- [Goal]: Give the entries again, word for word.

(Entries from a dataset)
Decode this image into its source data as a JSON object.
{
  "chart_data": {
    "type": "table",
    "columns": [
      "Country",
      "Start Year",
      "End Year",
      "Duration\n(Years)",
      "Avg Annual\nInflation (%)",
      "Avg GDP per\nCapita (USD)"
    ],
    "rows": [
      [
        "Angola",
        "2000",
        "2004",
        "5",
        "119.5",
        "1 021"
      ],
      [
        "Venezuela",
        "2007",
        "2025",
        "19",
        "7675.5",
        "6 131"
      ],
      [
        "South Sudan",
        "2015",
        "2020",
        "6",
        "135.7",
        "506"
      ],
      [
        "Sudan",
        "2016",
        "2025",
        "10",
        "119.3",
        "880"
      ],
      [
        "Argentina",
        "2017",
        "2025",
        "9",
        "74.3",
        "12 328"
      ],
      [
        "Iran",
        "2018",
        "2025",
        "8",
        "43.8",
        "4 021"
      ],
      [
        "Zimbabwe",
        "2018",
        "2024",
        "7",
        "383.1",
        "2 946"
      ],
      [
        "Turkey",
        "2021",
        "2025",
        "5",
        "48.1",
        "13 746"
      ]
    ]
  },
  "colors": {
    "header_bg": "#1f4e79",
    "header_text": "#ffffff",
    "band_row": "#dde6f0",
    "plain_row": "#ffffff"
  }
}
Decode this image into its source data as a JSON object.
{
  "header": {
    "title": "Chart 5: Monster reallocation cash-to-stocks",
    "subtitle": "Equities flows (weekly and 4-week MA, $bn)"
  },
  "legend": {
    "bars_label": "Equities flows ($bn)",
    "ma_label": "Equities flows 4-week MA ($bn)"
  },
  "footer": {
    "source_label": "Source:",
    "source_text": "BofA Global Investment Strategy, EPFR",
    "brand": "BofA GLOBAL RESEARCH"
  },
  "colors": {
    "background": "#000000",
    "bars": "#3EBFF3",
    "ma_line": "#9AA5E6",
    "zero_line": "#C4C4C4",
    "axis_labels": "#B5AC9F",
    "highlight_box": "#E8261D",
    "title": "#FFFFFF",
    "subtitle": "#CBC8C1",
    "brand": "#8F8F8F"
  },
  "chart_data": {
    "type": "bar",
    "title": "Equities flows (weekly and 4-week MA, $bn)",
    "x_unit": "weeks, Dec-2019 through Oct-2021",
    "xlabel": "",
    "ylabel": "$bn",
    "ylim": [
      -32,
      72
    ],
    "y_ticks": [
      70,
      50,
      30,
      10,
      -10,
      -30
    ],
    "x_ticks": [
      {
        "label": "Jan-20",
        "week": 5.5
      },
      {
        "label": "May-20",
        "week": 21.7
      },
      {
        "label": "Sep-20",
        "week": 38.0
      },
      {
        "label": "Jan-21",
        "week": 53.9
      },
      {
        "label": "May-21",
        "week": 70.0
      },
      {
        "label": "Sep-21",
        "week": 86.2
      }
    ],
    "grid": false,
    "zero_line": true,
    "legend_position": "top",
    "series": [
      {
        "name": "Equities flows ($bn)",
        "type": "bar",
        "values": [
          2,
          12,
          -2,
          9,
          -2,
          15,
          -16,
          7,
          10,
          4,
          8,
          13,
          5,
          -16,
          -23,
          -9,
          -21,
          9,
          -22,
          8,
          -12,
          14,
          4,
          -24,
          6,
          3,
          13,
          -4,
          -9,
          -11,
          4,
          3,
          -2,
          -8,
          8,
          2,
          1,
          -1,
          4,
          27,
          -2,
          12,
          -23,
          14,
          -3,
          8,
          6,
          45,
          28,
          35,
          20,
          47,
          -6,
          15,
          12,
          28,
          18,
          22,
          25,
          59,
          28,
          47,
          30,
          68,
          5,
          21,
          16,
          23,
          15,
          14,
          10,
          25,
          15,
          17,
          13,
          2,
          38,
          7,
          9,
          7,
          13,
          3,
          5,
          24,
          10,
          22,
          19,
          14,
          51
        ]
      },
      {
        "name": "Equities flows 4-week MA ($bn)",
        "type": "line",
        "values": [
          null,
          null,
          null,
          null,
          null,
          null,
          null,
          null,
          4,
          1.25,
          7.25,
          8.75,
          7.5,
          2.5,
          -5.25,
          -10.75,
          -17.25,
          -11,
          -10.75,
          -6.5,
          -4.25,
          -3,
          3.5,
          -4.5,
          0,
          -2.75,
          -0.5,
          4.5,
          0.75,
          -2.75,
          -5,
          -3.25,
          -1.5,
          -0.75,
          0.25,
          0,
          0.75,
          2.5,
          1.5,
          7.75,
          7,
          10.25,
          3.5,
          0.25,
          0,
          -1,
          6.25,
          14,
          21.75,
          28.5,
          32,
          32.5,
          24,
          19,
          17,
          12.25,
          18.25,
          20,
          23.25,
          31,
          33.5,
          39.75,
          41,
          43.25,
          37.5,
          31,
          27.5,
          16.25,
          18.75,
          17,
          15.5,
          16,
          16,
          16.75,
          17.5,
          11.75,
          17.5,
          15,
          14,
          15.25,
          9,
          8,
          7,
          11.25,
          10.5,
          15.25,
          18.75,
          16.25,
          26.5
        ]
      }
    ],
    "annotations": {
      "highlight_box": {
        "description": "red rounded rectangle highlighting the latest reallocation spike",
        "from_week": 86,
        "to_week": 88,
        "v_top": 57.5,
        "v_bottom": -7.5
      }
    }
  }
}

- [The result]:
Decode this image into its source data as a JSON object.
{
  "chart_data": {
    "type": "table",
    "columns": [
      "Country",
      "Start Year",
      "End Year",
      "Duration\n(Years)",
      "Avg Annual\nInflation (%)",
      "Avg GDP per\nCapita (USD)"
    ],
    "rows": [
      [
        "Angola",
        "2000",
        "2004",
        "5",
        "119.5",
        "1 021"
      ],
      [
        "Venezuela",
        "2007",
        "2025",
        "19",
        "7675.5",
        "6 131"
      ],
      [
        "South Sudan",
        "2015",
        "2020",
        "6",
        "135.7",
        "506"
      ],
      [
        "Sudan",
        "2016",
        "2025",
        "10",
        "119.3",
        "880"
      ],
      [
        "Argentina",
        "2017",
        "2025",
        "9",
        "74.3",
        "12 328"
      ],
      [
        "Iran",
        "2018",
        "2025",
        "8",
        "43.8",
        "4 021"
      ],
      [
        "Zimbabwe",
        "2018",
        "2024",
        "7",
        "383.1",
        "2 946"
      ],
      [
        "Turkey",
        "2021",
        "2025",
        "5",
        "48.1",
        "13 746"
      ]
    ]
  },
  "colors": {
    "header_bg": "#1f4e79",
    "header_text": "#ffffff",
    "band_row": "#dde6f0",
    "plain_row": "#ffffff"
  }
}
Decode this image into its source data as a JSON object.
{
  "header": {
    "title": "Chart 5: Monster reallocation cash-to-stocks",
    "subtitle": "Equities flows (weekly and 4-week MA, $bn)"
  },
  "legend": {
    "bars_label": "Equities flows ($bn)",
    "ma_label": "Equities flows 4-week MA ($bn)"
  },
  "footer": {
    "source_label": "Source:",
    "source_text": "BofA Global Investment Strategy, EPFR",
    "brand": "BofA GLOBAL RESEARCH"
  },
  "colors": {
    "background": "#000000",
    "bars": "#3EBFF3",
    "ma_line": "#9AA5E6",
    "zero_line": "#C4C4C4",
    "axis_labels": "#B5AC9F",
    "highlight_box": "#E8261D",
    "title": "#FFFFFF",
    "subtitle": "#CBC8C1",
    "brand": "#8F8F8F"
  },
  "chart_data": {
    "type": "bar",
    "title": "Equities flows (weekly and 4-week MA, $bn)",
    "x_unit": "weeks, Dec-2019 through Oct-2021",
    "xlabel": "",
    "ylabel": "$bn",
    "ylim": [
      -32,
      72
    ],
    "y_ticks": [
      70,
      50,
      30,
      10,
      -10,
      -30
    ],
    "x_ticks": [
      {
        "label": "Jan-20",
        "week": 5.5
      },
      {
        "label": "May-20",
        "week": 21.7
      },
      {
        "label": "Sep-20",
        "week": 38.0
      },
      {
        "label": "Jan-21",
        "week": 53.9
      },
      {
        "label": "May-21",
        "week": 70.0
      },
      {
        "label": "Sep-21",
        "week": 86.2
      }
    ],
    "grid": false,
    "zero_line": true,
    "legend_position": "top",
    "series": [
      {
        "name": "Equities flows ($bn)",
        "type": "bar",
        "values": [
          2,
          12,
          -2,
          9,
          -2,
          15,
          -16,
          7,
          10,
          4,
          8,
          13,
          5,
          -16,
          -23,
          -9,
          -21,
          9,
          -22,
          8,
          -12,
          14,
          4,
          -24,
          6,
          3,
          13,
          -4,
          -9,
          -11,
          4,
          3,
          -2,
          -8,
          8,
          2,
          1,
          -1,
          4,
          27,
          -2,
          12,
          -23,
          14,
          -3,
          8,
          6,
          45,
          28,
          35,
          20,
          47,
          -6,
          15,
          12,
          28,
          18,
          22,
          25,
          59,
          28,
          47,
          30,
          68,
          5,
          21,
          16,
          23,
          15,
          14,
          10,
          25,
          15,
          17,
          13,
          2,
          38,
          7,
          9,
          7,
          13,
          3,
          5,
          24,
          10,
          22,
          19,
          14,
          51
        ]
      },
      {
        "name": "Equities flows 4-week MA ($bn)",
        "type": "line",
        "values": [
          null,
          null,
          null,
          null,
          null,
          null,
          null,
          null,
          4,
          1.25,
          7.25,
          8.75,
          7.5,
          2.5,
          -5.25,
          -10.75,
          -17.25,
          -11,
          -10.75,
          -6.5,
          -4.25,
          -3,
          3.5,
          -4.5,
          0,
          -2.75,
          -0.5,
          4.5,
          0.75,
          -2.75,
          -5,
          -3.25,
          -1.5,
          -0.75,
          0.25,
          0,
          0.75,
          2.5,
          1.5,
          7.75,
          7,
          10.25,
          3.5,
          0.25,
          0,
          -1,
          6.25,
          14,
          21.75,
          28.5,
          32,
          32.5,
          24,
          19,
          17,
          12.25,
          18.25,
          20,
          23.25,
          31,
          33.5,
          39.75,
          41,
          43.25,
          37.5,
          31,
          27.5,
          16.25,
          18.75,
          17,
          15.5,
          16,
          16,
          16.75,
          17.5,
          11.75,
          17.5,
          15,
          14,
          15.25,
          9,
          8,
          7,
          11.25,
          10.5,
          15.25,
          18.75,
          16.25,
          26.5
        ]
      }
    ],
    "annotations": {
      "highlight_box": {
        "description": "red rounded rectangle highlighting the latest reallocation spike",
        "from_week": 86,
        "to_week": 88,
        "v_top": 57.5,
        "v_bottom": -7.5
      }
    }
  }
}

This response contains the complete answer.